(Prompt)
Copy out every record precisely.

(Input for this task)
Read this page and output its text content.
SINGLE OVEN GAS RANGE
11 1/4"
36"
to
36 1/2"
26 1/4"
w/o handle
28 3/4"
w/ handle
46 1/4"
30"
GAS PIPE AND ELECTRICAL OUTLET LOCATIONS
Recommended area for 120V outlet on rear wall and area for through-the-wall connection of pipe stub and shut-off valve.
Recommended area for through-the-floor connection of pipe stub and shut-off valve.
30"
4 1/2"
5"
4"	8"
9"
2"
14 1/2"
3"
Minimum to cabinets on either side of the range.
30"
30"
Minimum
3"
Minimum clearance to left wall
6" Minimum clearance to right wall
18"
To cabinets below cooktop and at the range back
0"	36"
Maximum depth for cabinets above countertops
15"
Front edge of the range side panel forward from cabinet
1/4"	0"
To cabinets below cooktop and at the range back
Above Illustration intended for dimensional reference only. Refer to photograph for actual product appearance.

(Full output)
Read this page and output its text content.
SINGLE OVEN GAS RANGE
11 1/4"
36"
to
36 1/2"
26 1/4"
w/o handle
28 3/4"
w/ handle
46 1/4"
30"
GAS PIPE AND ELECTRICAL OUTLET LOCATIONS
Recommended area for 120V outlet on rear wall and area for through-the-wall connection of pipe stub and shut-off valve.
Recommended area for through-the-floor connection of pipe stub and shut-off valve.
30"
4 1/2"
5"
4"	8"
9"
2"
14 1/2"
3"
Minimum to cabinets on either side of the range.
30"
30"
Minimum
3"
Minimum clearance to left wall
6" Minimum clearance to right wall
18"
To cabinets below cooktop and at the range back
0"	36"
Maximum depth for cabinets above countertops
15"
Front edge of the range side panel forward from cabinet
1/4"	0"
To cabinets below cooktop and at the range back
Above Illustration intended for dimensional reference only. Refer to photograph for actual product appearance.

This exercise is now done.